[What is expected] Reproduce all lines of the listing below in which the word "correct" occurs.

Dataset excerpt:

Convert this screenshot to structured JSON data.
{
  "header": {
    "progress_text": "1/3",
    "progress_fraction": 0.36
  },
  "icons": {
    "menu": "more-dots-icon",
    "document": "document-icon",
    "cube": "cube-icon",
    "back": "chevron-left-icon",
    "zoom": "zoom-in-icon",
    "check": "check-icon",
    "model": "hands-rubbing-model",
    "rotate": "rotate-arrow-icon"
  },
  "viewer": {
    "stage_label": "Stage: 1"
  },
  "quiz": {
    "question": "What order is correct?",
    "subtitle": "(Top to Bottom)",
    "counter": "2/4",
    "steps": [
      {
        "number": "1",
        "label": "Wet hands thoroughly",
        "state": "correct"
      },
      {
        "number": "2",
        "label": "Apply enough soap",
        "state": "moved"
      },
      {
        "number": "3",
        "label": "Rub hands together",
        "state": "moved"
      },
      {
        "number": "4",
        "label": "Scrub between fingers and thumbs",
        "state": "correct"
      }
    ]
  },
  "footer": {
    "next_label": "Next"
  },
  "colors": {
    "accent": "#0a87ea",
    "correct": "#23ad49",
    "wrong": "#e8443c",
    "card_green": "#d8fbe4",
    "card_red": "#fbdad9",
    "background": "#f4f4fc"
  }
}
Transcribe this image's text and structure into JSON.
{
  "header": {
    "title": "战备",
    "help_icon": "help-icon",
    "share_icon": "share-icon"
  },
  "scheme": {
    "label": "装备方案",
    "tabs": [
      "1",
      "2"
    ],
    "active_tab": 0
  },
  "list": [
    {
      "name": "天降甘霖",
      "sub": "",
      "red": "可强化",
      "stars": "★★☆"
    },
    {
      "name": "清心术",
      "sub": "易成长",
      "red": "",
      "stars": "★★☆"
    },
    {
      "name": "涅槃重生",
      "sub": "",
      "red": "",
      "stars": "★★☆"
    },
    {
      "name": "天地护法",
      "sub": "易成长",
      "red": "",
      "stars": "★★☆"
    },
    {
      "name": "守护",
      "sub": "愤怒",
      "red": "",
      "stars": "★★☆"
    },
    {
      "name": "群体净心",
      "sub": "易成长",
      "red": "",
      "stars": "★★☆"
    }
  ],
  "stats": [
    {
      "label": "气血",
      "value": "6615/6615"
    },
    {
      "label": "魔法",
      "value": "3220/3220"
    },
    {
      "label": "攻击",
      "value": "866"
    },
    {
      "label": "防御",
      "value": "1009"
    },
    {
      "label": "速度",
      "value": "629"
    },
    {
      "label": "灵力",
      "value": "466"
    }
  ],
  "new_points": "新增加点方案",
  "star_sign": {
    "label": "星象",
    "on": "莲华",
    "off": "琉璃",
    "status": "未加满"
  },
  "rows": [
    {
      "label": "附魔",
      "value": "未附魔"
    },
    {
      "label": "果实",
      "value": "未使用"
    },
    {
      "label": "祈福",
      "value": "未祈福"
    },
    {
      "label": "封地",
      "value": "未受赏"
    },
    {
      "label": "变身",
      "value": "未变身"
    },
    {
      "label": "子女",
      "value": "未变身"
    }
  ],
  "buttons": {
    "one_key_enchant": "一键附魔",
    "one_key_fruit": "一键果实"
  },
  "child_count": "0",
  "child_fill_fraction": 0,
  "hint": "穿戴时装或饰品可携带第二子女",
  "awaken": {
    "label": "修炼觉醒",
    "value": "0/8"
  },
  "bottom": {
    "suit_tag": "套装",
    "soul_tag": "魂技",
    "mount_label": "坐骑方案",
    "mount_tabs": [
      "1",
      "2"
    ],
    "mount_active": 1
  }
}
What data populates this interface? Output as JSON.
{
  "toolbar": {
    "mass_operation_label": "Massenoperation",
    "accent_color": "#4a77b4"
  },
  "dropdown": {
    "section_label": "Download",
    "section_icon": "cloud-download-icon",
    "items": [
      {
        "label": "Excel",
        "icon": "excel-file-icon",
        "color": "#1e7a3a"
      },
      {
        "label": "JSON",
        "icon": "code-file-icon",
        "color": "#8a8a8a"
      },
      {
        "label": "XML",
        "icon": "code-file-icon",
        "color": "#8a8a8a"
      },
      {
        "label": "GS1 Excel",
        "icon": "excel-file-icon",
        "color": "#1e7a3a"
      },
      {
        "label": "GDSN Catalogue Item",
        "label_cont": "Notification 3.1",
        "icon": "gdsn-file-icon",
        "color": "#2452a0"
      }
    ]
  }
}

[Exercise result]
    "question": "What order is correct?",
        "state": "correct"
        "state": "correct"
    "correct": "#23ad49",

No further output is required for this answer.